## [처리할 자료]

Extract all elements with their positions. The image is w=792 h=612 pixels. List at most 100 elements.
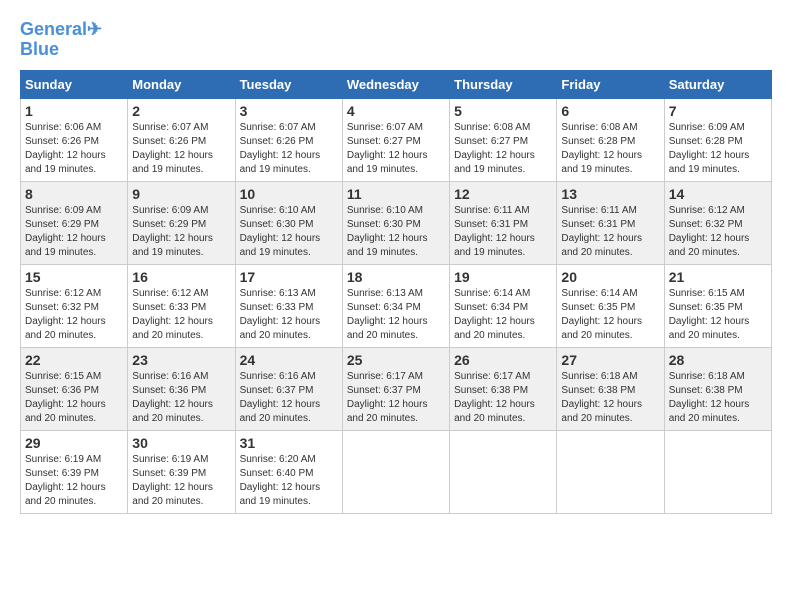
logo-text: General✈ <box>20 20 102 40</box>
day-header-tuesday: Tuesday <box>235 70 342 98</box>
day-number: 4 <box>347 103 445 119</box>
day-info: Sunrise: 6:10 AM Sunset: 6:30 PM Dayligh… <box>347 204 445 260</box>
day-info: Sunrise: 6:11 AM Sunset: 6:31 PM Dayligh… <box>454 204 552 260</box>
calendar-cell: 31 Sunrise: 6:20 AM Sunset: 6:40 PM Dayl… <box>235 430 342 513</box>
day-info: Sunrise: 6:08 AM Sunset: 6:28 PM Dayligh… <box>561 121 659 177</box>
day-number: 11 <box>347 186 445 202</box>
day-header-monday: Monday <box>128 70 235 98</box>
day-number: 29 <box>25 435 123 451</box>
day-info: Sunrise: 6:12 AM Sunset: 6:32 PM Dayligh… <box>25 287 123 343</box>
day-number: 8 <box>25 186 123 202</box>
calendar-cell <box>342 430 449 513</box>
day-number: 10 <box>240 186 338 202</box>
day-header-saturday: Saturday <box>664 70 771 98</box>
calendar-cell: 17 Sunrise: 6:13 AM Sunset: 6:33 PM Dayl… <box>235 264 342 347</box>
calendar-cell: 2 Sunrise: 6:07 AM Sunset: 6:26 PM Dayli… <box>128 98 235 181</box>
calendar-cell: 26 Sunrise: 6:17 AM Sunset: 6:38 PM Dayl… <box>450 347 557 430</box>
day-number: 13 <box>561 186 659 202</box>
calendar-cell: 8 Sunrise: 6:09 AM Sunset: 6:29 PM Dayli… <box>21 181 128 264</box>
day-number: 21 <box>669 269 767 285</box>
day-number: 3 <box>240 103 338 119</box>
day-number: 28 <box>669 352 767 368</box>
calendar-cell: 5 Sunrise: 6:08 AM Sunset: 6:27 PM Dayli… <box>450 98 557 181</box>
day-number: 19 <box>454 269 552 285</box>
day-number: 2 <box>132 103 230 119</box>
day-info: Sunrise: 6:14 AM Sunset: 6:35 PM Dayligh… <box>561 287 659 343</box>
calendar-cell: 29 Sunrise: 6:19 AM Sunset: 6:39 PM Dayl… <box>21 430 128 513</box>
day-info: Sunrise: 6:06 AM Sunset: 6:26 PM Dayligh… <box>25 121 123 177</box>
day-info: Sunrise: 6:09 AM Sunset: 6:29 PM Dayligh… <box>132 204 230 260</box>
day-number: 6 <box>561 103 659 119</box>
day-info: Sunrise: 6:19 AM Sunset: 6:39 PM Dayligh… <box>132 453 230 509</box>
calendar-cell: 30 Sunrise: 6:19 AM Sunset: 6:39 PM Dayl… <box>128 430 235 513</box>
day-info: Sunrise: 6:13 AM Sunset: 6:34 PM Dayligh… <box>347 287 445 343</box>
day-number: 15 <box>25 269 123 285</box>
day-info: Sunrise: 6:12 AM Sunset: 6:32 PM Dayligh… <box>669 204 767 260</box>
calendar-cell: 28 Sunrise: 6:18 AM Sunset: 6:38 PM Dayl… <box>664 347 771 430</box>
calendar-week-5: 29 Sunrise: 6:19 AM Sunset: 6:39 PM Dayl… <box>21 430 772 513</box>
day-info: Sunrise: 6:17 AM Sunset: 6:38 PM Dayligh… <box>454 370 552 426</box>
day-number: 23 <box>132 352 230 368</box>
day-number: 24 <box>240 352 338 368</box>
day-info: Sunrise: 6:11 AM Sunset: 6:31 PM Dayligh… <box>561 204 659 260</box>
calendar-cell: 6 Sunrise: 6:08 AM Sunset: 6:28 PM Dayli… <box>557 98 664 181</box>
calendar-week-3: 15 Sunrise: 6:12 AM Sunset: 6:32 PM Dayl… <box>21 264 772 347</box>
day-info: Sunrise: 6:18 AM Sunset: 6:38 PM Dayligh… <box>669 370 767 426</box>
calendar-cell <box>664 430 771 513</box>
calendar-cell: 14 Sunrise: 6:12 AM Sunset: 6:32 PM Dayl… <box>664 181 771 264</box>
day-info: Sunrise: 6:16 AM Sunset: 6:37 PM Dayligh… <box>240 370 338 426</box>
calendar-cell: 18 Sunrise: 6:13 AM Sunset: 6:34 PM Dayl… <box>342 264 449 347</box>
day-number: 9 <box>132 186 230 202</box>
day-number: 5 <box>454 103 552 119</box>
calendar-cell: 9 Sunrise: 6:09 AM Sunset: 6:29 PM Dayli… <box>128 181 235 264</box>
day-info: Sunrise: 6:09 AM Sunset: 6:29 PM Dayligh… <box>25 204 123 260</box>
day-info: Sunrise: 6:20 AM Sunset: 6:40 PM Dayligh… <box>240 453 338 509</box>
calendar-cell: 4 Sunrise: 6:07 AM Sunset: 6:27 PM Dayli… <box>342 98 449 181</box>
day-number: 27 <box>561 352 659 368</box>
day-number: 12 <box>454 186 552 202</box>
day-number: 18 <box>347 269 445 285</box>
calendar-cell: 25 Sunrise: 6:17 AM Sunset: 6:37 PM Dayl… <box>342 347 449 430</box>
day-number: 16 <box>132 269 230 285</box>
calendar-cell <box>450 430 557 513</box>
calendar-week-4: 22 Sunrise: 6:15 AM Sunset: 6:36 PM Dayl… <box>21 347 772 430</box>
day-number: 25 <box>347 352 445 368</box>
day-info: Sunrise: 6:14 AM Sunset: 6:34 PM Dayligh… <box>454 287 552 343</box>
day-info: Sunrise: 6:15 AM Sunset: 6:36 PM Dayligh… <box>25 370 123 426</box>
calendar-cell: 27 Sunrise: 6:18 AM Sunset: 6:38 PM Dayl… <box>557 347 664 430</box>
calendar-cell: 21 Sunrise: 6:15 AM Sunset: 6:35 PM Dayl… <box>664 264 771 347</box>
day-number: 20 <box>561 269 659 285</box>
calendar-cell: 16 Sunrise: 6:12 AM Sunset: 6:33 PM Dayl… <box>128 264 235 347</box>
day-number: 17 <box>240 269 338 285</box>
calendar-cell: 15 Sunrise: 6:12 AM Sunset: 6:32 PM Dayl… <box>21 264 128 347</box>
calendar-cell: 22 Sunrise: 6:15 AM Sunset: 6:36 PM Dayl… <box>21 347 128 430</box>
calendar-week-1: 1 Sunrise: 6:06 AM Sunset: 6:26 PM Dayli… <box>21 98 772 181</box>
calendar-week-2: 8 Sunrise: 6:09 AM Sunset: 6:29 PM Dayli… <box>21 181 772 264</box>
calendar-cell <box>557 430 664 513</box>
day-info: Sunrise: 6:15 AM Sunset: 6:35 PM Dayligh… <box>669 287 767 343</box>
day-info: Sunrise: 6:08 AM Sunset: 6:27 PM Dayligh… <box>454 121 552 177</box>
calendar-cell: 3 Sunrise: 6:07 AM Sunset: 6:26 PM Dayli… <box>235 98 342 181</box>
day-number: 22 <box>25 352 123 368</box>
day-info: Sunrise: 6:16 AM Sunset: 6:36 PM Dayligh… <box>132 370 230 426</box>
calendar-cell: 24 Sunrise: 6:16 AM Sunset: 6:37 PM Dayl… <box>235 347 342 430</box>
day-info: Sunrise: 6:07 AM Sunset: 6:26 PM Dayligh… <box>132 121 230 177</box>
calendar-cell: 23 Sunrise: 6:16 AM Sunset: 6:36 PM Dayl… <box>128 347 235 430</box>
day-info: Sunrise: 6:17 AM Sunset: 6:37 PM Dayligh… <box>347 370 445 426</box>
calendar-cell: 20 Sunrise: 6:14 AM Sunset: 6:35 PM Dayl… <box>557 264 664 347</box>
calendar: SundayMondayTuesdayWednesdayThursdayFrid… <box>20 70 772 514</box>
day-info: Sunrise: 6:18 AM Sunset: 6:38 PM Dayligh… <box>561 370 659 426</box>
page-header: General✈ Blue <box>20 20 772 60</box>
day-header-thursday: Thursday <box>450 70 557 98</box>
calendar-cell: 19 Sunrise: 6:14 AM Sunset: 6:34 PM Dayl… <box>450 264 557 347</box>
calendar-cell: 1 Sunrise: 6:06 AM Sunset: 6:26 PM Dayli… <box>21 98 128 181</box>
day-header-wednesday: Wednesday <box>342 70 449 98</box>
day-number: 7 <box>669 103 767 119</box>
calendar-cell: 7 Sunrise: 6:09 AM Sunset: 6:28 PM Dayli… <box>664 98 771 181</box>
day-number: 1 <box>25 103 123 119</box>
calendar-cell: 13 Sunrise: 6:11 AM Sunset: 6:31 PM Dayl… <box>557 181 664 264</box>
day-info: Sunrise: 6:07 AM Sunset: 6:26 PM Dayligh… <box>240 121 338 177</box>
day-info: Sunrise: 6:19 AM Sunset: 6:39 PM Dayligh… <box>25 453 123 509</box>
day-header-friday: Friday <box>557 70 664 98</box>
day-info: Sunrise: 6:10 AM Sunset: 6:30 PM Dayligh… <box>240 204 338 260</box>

## [문제 내용]
자료에서 "logo-text: General✈ <box>20 20 102 40</box>" 부분이 있는 줄부터 "day-header-saturday: Saturday <box>664" 부분이 있는 줄까지, 양 끝 줄을 포함해 그 사이의 줄만 빠짐없이 똑같이 베껴 쓰세요.

## [결과]
logo-text: General✈ <box>20 20 102 40</box>
day-header-tuesday: Tuesday <box>235 70 342 98</box>
day-number: 4 <box>347 103 445 119</box>
day-info: Sunrise: 6:10 AM Sunset: 6:30 PM Dayligh… <box>347 204 445 260</box>
day-info: Sunrise: 6:11 AM Sunset: 6:31 PM Dayligh… <box>454 204 552 260</box>
calendar-cell: 31 Sunrise: 6:20 AM Sunset: 6:40 PM Dayl… <box>235 430 342 513</box>
day-info: Sunrise: 6:08 AM Sunset: 6:28 PM Dayligh… <box>561 121 659 177</box>
day-number: 11 <box>347 186 445 202</box>
day-header-monday: Monday <box>128 70 235 98</box>
day-number: 29 <box>25 435 123 451</box>
day-info: Sunrise: 6:12 AM Sunset: 6:32 PM Dayligh… <box>25 287 123 343</box>
day-number: 8 <box>25 186 123 202</box>
calendar-cell <box>342 430 449 513</box>
day-number: 10 <box>240 186 338 202</box>
day-header-saturday: Saturday <box>664 70 771 98</box>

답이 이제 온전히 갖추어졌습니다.